Exercise requirements | Retype the material below. Keep every word exactly as it is.

Records supplied |
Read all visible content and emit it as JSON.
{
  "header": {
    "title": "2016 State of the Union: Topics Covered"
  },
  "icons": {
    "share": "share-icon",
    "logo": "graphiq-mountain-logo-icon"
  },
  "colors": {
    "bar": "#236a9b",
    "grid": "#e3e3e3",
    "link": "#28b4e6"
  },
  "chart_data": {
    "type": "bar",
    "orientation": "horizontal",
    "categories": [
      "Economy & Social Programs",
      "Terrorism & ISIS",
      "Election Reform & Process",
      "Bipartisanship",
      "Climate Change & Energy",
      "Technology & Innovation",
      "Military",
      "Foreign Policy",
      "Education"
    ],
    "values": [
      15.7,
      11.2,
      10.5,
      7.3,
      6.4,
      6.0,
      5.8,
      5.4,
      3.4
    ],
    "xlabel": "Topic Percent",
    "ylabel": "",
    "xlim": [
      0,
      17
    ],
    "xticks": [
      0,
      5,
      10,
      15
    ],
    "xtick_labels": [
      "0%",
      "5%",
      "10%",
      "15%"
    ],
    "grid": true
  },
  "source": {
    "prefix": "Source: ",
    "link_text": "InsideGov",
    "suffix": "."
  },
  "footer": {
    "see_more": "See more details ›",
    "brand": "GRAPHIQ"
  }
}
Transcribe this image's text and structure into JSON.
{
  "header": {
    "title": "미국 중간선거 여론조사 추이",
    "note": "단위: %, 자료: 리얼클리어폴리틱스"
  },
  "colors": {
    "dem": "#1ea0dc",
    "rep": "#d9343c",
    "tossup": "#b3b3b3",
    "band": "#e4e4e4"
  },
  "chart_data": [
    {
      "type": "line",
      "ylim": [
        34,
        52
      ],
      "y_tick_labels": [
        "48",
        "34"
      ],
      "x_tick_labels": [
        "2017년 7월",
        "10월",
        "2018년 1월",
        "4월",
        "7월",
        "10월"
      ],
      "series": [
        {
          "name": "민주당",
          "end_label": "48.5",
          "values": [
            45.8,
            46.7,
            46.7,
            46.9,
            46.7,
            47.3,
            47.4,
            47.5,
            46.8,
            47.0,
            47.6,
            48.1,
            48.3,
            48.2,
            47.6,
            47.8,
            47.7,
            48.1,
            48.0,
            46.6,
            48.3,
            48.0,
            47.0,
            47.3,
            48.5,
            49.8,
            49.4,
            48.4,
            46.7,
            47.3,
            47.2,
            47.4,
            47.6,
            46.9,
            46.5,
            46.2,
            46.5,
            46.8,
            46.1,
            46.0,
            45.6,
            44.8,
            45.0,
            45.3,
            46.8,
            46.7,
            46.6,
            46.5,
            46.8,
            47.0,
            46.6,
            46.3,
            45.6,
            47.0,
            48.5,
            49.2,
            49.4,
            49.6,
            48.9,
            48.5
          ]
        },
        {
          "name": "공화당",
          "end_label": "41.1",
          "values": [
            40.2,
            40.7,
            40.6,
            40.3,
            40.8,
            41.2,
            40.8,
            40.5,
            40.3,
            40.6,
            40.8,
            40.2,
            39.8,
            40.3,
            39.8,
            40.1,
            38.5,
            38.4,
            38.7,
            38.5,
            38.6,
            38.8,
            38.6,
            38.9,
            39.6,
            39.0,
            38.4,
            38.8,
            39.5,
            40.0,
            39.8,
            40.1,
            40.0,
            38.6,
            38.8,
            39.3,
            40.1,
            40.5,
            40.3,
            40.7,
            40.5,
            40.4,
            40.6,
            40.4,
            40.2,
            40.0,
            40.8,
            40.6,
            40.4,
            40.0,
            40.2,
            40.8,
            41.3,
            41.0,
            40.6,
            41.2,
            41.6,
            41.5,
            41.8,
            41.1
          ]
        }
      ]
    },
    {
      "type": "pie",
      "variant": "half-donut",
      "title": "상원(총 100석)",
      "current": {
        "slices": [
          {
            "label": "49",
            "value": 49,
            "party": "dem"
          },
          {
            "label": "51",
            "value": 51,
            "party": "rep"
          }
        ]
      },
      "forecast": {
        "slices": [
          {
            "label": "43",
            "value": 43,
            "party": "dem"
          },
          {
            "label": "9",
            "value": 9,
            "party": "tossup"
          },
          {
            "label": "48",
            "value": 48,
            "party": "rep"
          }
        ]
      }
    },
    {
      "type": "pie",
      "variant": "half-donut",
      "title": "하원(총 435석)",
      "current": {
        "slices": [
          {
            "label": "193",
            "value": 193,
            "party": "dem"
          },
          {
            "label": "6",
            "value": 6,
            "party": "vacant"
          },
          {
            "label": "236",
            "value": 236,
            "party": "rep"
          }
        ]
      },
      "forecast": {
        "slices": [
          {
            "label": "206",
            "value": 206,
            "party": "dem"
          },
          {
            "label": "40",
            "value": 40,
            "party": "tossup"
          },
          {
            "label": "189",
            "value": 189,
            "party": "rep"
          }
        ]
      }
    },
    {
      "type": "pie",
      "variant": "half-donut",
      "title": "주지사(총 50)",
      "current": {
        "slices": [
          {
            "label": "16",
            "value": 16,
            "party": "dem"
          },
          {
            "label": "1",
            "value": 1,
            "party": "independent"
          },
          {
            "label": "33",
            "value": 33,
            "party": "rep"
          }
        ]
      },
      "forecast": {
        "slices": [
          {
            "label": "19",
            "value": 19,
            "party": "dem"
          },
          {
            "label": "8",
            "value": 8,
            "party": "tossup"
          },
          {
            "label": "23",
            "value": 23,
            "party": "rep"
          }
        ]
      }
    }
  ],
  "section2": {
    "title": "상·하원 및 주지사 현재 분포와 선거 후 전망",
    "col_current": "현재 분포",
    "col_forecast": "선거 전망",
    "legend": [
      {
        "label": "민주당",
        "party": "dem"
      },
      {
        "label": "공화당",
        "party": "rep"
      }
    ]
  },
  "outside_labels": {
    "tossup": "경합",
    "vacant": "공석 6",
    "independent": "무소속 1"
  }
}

Result of the task |
Read all visible content and emit it as JSON.
{
  "header": {
    "title": "2016 State of the Union: Topics Covered"
  },
  "icons": {
    "share": "share-icon",
    "logo": "graphiq-mountain-logo-icon"
  },
  "colors": {
    "bar": "#236a9b",
    "grid": "#e3e3e3",
    "link": "#28b4e6"
  },
  "chart_data": {
    "type": "bar",
    "orientation": "horizontal",
    "categories": [
      "Economy & Social Programs",
      "Terrorism & ISIS",
      "Election Reform & Process",
      "Bipartisanship",
      "Climate Change & Energy",
      "Technology & Innovation",
      "Military",
      "Foreign Policy",
      "Education"
    ],
    "values": [
      15.7,
      11.2,
      10.5,
      7.3,
      6.4,
      6.0,
      5.8,
      5.4,
      3.4
    ],
    "xlabel": "Topic Percent",
    "ylabel": "",
    "xlim": [
      0,
      17
    ],
    "xticks": [
      0,
      5,
      10,
      15
    ],
    "xtick_labels": [
      "0%",
      "5%",
      "10%",
      "15%"
    ],
    "grid": true
  },
  "source": {
    "prefix": "Source: ",
    "link_text": "InsideGov",
    "suffix": "."
  },
  "footer": {
    "see_more": "See more details ›",
    "brand": "GRAPHIQ"
  }
}
Transcribe this image's text and structure into JSON.
{
  "header": {
    "title": "미국 중간선거 여론조사 추이",
    "note": "단위: %, 자료: 리얼클리어폴리틱스"
  },
  "colors": {
    "dem": "#1ea0dc",
    "rep": "#d9343c",
    "tossup": "#b3b3b3",
    "band": "#e4e4e4"
  },
  "chart_data": [
    {
      "type": "line",
      "ylim": [
        34,
        52
      ],
      "y_tick_labels": [
        "48",
        "34"
      ],
      "x_tick_labels": [
        "2017년 7월",
        "10월",
        "2018년 1월",
        "4월",
        "7월",
        "10월"
      ],
      "series": [
        {
          "name": "민주당",
          "end_label": "48.5",
          "values": [
            45.8,
            46.7,
            46.7,
            46.9,
            46.7,
            47.3,
            47.4,
            47.5,
            46.8,
            47.0,
            47.6,
            48.1,
            48.3,
            48.2,
            47.6,
            47.8,
            47.7,
            48.1,
            48.0,
            46.6,
            48.3,
            48.0,
            47.0,
            47.3,
            48.5,
            49.8,
            49.4,
            48.4,
            46.7,
            47.3,
            47.2,
            47.4,
            47.6,
            46.9,
            46.5,
            46.2,
            46.5,
            46.8,
            46.1,
            46.0,
            45.6,
            44.8,
            45.0,
            45.3,
            46.8,
            46.7,
            46.6,
            46.5,
            46.8,
            47.0,
            46.6,
            46.3,
            45.6,
            47.0,
            48.5,
            49.2,
            49.4,
            49.6,
            48.9,
            48.5
          ]
        },
        {
          "name": "공화당",
          "end_label": "41.1",
          "values": [
            40.2,
            40.7,
            40.6,
            40.3,
            40.8,
            41.2,
            40.8,
            40.5,
            40.3,
            40.6,
            40.8,
            40.2,
            39.8,
            40.3,
            39.8,
            40.1,
            38.5,
            38.4,
            38.7,
            38.5,
            38.6,
            38.8,
            38.6,
            38.9,
            39.6,
            39.0,
            38.4,
            38.8,
            39.5,
            40.0,
            39.8,
            40.1,
            40.0,
            38.6,
            38.8,
            39.3,
            40.1,
            40.5,
            40.3,
            40.7,
            40.5,
            40.4,
            40.6,
            40.4,
            40.2,
            40.0,
            40.8,
            40.6,
            40.4,
            40.0,
            40.2,
            40.8,
            41.3,
            41.0,
            40.6,
            41.2,
            41.6,
            41.5,
            41.8,
            41.1
          ]
        }
      ]
    },
    {
      "type": "pie",
      "variant": "half-donut",
      "title": "상원(총 100석)",
      "current": {
        "slices": [
          {
            "label": "49",
            "value": 49,
            "party": "dem"
          },
          {
            "label": "51",
            "value": 51,
            "party": "rep"
          }
        ]
      },
      "forecast": {
        "slices": [
          {
            "label": "43",
            "value": 43,
            "party": "dem"
          },
          {
            "label": "9",
            "value": 9,
            "party": "tossup"
          },
          {
            "label": "48",
            "value": 48,
            "party": "rep"
          }
        ]
      }
    },
    {
      "type": "pie",
      "variant": "half-donut",
      "title": "하원(총 435석)",
      "current": {
        "slices": [
          {
            "label": "193",
            "value": 193,
            "party": "dem"
          },
          {
            "label": "6",
            "value": 6,
            "party": "vacant"
          },
          {
            "label": "236",
            "value": 236,
            "party": "rep"
          }
        ]
      },
      "forecast": {
        "slices": [
          {
            "label": "206",
            "value": 206,
            "party": "dem"
          },
          {
            "label": "40",
            "value": 40,
            "party": "tossup"
          },
          {
            "label": "189",
            "value": 189,
            "party": "rep"
          }
        ]
      }
    },
    {
      "type": "pie",
      "variant": "half-donut",
      "title": "주지사(총 50)",
      "current": {
        "slices": [
          {
            "label": "16",
            "value": 16,
            "party": "dem"
          },
          {
            "label": "1",
            "value": 1,
            "party": "independent"
          },
          {
            "label": "33",
            "value": 33,
            "party": "rep"
          }
        ]
      },
      "forecast": {
        "slices": [
          {
            "label": "19",
            "value": 19,
            "party": "dem"
          },
          {
            "label": "8",
            "value": 8,
            "party": "tossup"
          },
          {
            "label": "23",
            "value": 23,
            "party": "rep"
          }
        ]
      }
    }
  ],
  "section2": {
    "title": "상·하원 및 주지사 현재 분포와 선거 후 전망",
    "col_current": "현재 분포",
    "col_forecast": "선거 전망",
    "legend": [
      {
        "label": "민주당",
        "party": "dem"
      },
      {
        "label": "공화당",
        "party": "rep"
      }
    ]
  },
  "outside_labels": {
    "tossup": "경합",
    "vacant": "공석 6",
    "independent": "무소속 1"
  }
}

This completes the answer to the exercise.